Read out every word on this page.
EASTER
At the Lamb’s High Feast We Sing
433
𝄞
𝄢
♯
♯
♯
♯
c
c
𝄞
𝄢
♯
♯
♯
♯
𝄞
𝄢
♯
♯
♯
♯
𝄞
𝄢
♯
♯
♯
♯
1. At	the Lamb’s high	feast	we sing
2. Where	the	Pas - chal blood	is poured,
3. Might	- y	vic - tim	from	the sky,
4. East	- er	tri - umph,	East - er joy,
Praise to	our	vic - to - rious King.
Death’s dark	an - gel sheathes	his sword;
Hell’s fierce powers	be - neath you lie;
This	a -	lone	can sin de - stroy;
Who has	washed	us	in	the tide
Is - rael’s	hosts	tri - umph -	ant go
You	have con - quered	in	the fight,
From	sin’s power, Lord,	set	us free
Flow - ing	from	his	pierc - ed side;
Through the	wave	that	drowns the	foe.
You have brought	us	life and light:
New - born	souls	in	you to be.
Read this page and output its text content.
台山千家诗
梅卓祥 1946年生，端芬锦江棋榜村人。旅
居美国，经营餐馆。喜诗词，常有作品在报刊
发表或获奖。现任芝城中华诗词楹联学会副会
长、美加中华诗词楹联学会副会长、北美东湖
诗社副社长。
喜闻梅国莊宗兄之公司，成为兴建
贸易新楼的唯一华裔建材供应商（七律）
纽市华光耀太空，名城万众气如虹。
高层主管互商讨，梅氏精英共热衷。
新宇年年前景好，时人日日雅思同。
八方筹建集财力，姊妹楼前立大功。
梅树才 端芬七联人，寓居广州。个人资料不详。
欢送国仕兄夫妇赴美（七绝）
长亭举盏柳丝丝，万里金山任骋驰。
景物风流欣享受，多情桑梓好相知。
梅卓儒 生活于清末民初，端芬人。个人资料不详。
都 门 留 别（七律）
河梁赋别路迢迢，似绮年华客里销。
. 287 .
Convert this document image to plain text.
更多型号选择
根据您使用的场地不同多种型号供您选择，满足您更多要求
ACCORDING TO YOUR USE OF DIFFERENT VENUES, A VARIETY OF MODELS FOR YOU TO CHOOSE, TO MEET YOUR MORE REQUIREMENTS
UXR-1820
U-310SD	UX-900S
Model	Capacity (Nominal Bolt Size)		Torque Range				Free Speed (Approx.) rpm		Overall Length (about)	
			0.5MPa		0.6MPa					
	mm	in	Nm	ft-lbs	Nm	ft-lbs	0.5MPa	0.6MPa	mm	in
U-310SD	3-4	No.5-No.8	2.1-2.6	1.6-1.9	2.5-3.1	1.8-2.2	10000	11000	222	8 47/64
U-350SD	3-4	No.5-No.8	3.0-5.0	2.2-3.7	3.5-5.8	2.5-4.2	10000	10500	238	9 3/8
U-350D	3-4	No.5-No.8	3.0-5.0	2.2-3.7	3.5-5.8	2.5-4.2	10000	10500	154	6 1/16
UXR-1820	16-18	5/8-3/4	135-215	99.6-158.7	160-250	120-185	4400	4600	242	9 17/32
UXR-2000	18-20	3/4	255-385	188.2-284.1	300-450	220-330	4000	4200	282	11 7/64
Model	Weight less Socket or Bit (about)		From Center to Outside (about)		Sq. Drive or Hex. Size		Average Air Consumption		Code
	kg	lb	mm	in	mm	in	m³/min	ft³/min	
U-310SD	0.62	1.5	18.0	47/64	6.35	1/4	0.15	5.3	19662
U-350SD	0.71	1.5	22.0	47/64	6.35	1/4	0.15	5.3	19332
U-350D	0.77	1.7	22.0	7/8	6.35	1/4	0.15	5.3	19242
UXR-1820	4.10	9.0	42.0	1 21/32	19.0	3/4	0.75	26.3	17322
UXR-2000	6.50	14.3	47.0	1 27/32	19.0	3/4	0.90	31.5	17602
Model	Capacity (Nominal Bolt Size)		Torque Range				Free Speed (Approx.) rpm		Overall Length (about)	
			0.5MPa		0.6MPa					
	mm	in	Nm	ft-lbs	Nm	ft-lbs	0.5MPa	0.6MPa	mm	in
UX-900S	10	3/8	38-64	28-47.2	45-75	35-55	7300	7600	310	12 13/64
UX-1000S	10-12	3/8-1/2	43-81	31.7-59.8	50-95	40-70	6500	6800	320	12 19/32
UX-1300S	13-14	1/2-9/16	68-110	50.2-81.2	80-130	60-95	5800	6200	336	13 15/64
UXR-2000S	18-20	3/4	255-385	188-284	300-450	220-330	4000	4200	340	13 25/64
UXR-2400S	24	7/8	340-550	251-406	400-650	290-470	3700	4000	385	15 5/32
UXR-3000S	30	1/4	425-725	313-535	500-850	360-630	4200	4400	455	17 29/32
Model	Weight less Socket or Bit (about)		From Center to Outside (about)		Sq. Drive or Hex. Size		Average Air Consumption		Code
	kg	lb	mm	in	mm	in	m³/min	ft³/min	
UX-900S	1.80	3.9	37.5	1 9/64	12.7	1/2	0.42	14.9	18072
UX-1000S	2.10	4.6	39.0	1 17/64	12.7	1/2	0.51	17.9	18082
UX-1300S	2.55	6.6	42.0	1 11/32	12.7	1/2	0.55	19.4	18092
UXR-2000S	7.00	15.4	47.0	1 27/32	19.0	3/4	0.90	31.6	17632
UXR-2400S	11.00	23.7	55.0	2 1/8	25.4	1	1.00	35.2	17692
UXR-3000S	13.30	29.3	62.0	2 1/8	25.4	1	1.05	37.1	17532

■ ■ ■

→ **To do**
Pick out each line containing the string "have" and copy it.

→ **Answer to this problem**
You	have con - quered	in	the fight,
You have brought	us	life and light:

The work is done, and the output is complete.